List each line of the data that holds the string "true".

▶ **DATA FOR THIS EXERCISE**
◆ ◆ ◆ ◆ ◆

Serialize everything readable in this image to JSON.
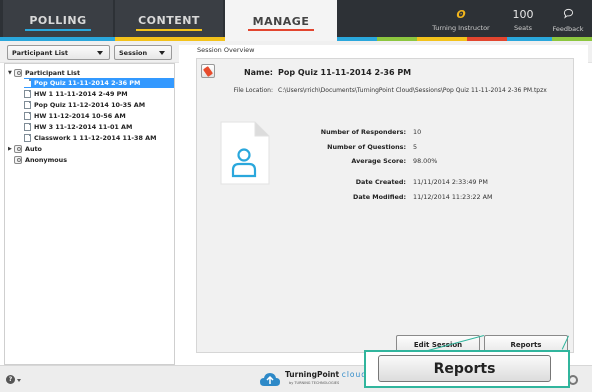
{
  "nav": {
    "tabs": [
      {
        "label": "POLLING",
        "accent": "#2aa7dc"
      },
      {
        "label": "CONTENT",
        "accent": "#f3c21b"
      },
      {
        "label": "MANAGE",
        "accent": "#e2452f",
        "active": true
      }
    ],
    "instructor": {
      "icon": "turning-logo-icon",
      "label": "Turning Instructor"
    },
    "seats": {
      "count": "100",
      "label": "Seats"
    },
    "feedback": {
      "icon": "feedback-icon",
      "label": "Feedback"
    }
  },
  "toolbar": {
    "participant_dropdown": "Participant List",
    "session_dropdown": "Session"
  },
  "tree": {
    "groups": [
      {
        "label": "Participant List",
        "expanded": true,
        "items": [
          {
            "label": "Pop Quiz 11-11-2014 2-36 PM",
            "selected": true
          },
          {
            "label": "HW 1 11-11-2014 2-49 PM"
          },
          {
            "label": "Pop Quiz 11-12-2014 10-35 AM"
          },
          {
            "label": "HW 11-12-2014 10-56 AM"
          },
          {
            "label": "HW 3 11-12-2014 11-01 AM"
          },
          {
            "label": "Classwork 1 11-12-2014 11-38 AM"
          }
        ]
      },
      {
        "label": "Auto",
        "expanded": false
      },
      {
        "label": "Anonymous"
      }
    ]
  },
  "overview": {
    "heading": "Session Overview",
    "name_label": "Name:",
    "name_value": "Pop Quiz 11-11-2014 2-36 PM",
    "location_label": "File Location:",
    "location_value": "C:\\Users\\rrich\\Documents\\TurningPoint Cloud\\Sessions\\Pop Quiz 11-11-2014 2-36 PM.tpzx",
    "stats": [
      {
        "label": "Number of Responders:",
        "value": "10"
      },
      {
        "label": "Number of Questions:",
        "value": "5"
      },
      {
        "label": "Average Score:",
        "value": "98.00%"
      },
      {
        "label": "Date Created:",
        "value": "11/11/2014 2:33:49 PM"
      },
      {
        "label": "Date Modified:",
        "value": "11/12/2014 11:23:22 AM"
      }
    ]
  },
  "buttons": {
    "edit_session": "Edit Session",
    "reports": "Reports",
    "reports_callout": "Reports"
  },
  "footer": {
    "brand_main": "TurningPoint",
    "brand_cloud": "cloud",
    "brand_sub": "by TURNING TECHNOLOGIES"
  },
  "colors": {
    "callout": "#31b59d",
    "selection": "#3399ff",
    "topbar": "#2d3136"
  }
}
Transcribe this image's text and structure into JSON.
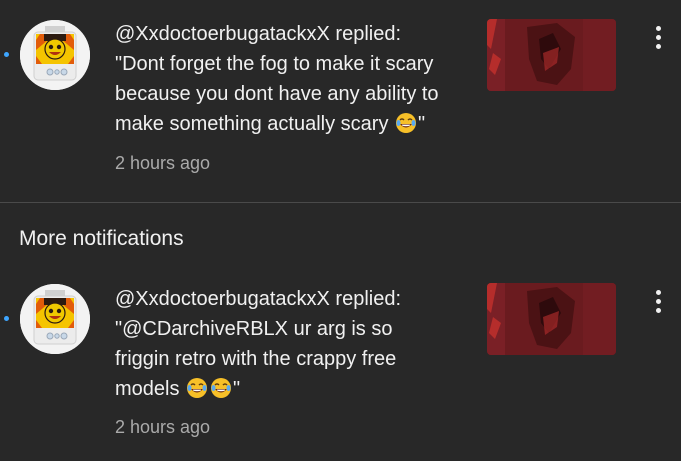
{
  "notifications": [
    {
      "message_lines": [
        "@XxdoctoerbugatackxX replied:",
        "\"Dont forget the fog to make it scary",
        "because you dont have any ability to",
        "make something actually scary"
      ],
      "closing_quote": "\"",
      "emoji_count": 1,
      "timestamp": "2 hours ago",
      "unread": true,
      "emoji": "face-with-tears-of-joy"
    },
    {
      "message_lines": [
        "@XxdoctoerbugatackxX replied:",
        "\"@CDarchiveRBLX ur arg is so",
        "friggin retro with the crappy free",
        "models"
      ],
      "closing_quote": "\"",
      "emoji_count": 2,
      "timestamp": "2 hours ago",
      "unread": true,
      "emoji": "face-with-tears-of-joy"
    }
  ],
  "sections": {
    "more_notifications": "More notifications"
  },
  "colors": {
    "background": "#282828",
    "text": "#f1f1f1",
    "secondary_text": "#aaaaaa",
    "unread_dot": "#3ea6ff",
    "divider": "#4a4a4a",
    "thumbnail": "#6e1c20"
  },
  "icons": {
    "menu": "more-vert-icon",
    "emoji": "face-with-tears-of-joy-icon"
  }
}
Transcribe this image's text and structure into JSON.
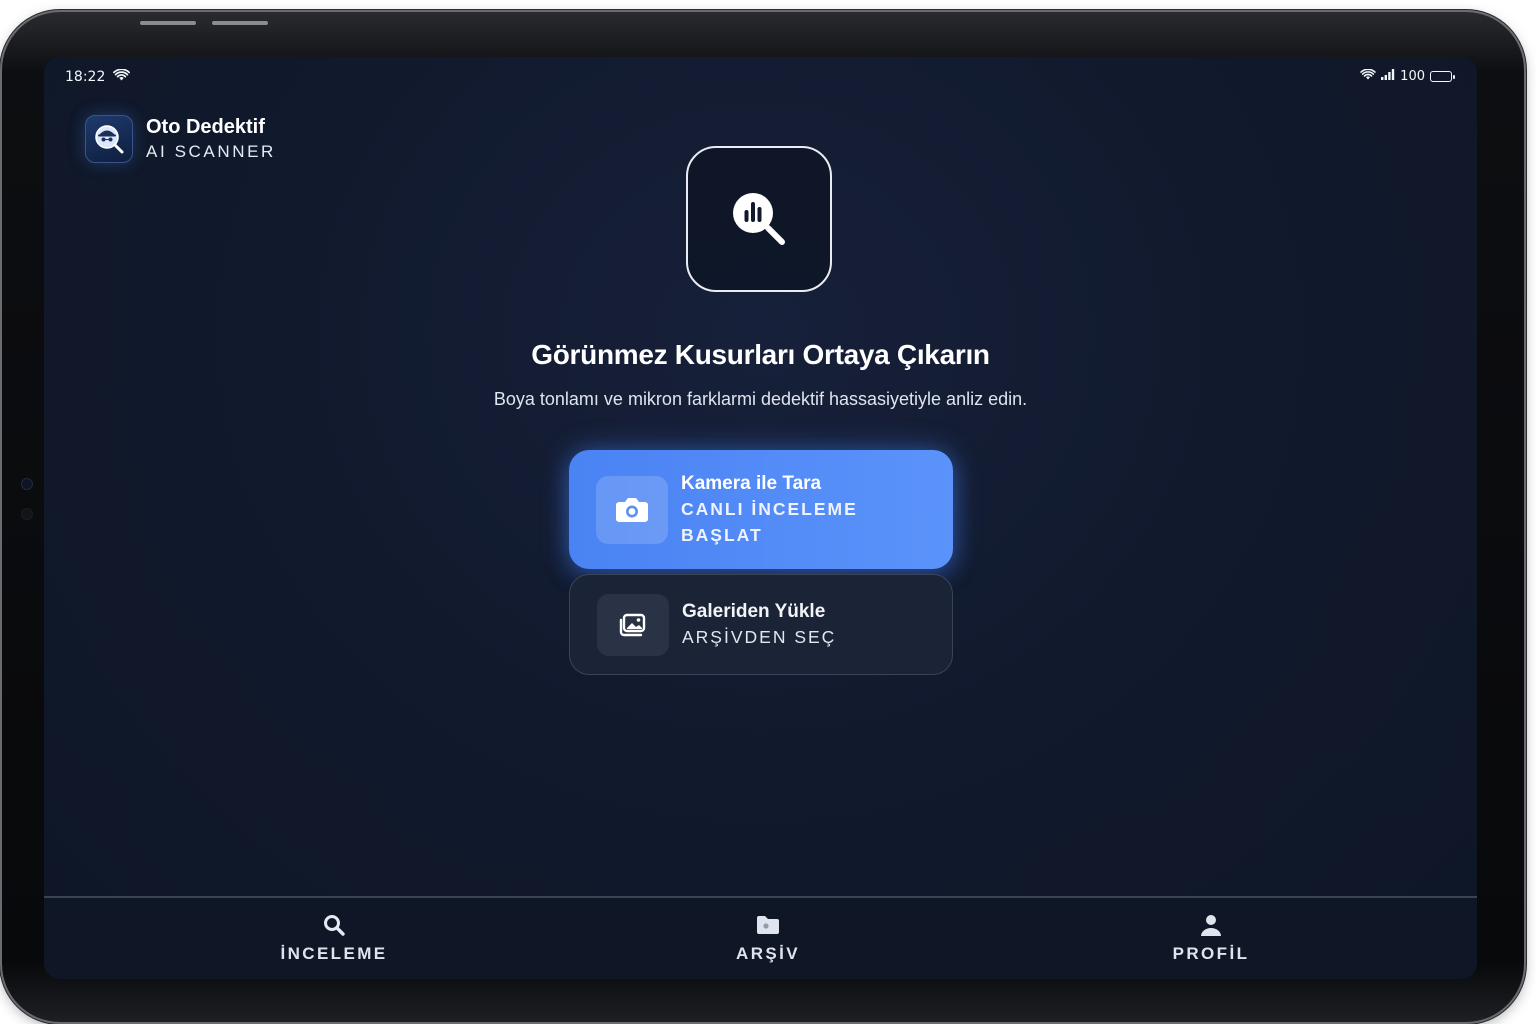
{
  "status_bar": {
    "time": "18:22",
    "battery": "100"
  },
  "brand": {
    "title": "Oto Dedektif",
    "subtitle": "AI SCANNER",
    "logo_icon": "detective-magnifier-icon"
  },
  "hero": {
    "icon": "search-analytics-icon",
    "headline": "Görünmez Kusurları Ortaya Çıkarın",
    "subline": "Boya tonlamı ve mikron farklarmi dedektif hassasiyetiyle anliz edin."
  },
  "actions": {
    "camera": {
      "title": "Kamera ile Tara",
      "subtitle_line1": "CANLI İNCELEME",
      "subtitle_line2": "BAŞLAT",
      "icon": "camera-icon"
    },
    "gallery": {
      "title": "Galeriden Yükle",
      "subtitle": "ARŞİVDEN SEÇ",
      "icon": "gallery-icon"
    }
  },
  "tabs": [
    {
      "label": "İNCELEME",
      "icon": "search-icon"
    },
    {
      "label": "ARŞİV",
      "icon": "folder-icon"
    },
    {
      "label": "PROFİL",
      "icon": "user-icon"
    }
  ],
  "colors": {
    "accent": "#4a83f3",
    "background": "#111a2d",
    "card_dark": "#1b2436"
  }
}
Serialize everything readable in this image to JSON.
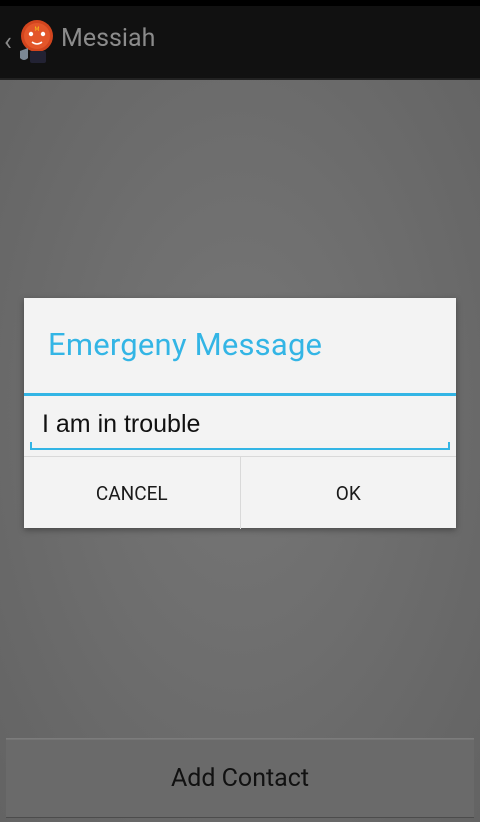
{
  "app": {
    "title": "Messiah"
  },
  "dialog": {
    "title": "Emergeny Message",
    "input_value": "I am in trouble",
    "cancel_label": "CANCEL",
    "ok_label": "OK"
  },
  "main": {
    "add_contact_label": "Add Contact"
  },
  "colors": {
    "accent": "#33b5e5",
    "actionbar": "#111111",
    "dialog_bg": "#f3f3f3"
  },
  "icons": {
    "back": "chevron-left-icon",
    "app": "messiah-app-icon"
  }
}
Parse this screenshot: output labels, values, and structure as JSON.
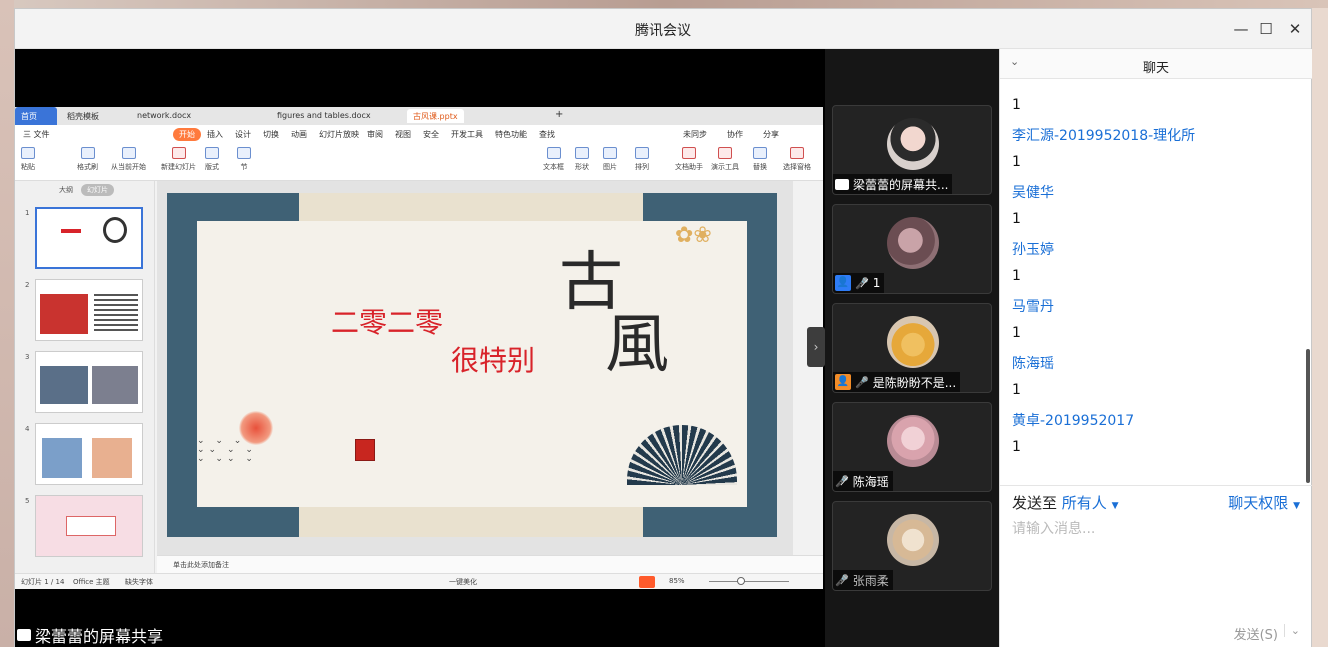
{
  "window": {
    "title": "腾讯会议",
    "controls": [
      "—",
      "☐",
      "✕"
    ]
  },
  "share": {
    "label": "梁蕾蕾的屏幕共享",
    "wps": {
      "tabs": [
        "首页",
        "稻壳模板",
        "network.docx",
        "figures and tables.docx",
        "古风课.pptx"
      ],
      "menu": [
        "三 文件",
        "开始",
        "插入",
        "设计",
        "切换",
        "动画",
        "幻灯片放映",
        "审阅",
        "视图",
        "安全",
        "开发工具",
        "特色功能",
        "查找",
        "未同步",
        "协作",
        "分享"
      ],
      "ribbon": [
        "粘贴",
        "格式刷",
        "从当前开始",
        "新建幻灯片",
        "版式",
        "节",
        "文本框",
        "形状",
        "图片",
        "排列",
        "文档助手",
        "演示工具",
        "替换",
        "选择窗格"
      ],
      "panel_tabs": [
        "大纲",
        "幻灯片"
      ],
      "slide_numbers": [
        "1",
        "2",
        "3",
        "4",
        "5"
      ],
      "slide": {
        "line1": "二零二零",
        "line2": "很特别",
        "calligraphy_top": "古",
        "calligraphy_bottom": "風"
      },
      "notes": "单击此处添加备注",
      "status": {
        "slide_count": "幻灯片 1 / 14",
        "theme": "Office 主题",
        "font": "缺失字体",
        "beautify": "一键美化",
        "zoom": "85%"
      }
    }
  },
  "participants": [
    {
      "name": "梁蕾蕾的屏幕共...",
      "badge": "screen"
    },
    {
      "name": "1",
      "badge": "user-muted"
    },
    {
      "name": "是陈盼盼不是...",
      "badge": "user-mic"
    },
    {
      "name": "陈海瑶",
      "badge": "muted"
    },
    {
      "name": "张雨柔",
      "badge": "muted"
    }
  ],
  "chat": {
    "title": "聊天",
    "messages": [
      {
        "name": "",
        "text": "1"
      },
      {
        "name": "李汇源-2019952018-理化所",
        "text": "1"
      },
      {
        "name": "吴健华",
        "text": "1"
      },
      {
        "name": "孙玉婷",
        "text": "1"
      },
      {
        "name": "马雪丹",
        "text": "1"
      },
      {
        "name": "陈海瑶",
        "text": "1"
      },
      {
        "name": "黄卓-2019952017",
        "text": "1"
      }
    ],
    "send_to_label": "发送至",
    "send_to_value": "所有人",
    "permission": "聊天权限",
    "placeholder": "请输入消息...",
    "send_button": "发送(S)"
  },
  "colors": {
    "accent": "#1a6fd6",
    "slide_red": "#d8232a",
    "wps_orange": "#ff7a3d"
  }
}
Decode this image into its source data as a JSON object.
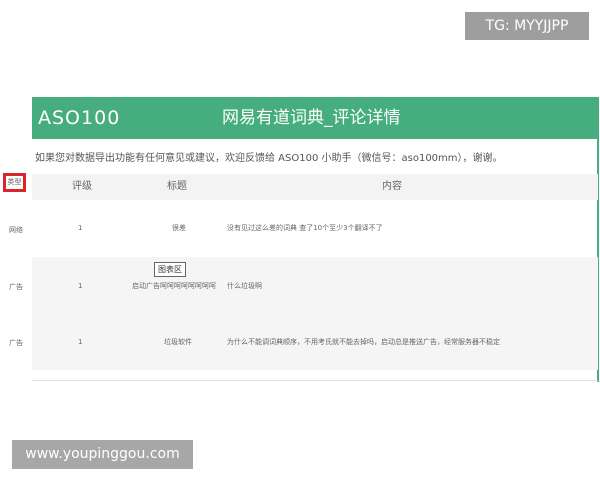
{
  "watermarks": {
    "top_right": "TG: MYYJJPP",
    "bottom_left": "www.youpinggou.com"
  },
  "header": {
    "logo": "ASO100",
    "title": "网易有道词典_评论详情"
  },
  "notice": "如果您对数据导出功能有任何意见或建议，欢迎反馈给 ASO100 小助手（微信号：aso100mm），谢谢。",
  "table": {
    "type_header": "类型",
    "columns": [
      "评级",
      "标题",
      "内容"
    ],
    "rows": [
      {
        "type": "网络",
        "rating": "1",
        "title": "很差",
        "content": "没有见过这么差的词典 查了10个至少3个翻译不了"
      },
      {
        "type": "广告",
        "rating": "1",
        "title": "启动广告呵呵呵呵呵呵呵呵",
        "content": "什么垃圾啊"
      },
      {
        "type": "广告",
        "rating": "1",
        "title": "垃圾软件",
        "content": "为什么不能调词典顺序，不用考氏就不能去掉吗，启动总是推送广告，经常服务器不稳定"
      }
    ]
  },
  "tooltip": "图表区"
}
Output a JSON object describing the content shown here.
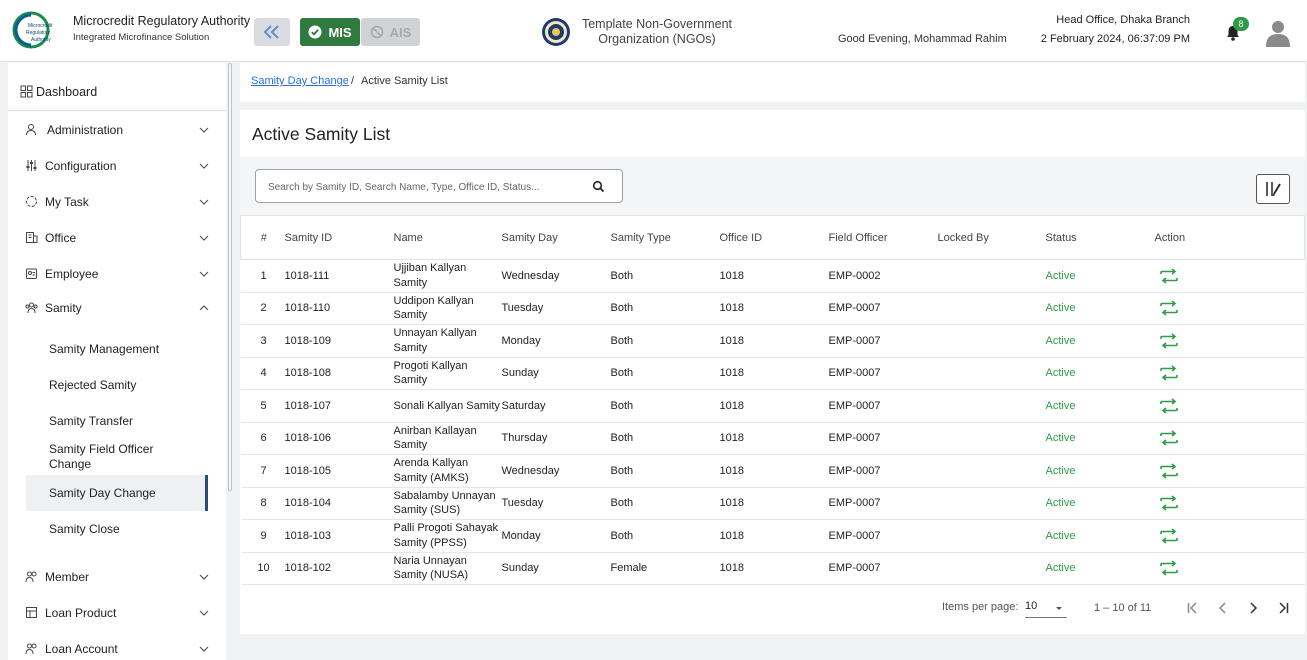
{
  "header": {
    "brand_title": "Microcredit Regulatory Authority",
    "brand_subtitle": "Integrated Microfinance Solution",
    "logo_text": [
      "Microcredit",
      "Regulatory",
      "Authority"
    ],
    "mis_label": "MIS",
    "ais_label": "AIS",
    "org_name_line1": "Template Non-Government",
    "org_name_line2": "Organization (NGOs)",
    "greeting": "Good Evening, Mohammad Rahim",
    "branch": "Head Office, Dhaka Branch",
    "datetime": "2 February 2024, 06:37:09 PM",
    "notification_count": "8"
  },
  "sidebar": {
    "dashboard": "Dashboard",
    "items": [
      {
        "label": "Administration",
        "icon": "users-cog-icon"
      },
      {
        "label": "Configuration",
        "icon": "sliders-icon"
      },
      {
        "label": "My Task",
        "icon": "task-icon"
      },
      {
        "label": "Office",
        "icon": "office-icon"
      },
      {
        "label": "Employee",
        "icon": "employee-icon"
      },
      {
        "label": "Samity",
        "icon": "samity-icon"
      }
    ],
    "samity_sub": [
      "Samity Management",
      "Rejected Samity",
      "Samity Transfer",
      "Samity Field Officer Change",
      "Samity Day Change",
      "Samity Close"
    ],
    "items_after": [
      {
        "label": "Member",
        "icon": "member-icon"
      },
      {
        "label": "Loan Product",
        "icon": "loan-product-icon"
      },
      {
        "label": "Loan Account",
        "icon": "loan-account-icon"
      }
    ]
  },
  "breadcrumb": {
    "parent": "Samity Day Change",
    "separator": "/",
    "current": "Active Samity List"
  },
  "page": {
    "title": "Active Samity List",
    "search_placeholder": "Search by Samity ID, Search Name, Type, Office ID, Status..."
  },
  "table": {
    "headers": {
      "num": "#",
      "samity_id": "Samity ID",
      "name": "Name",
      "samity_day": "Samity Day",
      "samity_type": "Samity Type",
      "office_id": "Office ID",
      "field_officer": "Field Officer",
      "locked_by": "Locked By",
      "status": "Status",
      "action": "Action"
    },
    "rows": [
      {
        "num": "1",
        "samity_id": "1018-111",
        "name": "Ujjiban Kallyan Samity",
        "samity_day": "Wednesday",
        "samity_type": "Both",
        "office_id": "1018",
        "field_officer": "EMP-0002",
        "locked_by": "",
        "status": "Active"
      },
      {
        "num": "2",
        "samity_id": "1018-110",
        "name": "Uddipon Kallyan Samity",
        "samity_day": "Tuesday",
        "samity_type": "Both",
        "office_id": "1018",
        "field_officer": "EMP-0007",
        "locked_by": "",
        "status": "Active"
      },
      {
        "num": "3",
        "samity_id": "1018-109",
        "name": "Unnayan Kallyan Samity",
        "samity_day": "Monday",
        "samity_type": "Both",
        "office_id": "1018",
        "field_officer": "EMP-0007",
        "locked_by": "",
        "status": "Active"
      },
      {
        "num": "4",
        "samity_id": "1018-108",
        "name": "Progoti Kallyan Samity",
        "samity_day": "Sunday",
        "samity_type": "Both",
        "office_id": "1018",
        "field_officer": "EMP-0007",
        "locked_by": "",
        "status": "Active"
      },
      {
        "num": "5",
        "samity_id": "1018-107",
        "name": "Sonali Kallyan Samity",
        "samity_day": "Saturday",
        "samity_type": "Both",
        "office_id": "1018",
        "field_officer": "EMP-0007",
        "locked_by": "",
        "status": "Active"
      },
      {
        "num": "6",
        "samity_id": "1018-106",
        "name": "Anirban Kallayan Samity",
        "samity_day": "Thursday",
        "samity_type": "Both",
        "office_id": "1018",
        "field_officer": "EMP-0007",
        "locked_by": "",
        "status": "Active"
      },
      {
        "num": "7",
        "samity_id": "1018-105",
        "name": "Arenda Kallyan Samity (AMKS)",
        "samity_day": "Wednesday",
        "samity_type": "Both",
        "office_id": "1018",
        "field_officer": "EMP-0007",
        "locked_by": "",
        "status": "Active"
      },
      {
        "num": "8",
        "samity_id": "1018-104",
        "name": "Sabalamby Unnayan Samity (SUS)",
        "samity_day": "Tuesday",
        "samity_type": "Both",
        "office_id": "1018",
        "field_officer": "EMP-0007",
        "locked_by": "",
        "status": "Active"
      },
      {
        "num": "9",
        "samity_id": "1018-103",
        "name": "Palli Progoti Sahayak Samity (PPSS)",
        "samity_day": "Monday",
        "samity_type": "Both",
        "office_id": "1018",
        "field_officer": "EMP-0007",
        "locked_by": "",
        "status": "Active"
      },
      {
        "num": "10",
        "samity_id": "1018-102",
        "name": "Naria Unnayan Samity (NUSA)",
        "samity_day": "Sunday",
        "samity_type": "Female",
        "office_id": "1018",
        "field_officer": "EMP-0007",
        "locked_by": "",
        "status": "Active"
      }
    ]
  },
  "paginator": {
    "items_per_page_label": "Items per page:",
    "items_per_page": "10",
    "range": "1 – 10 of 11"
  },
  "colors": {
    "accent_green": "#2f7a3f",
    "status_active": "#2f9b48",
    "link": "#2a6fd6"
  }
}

◆ ◆ ◆ ◆ ◆

▶ **EXPECTED OUTPUT**
        "active": true
        "expanded": true,
            "selected": true
      "unread": true,
      "unread": true,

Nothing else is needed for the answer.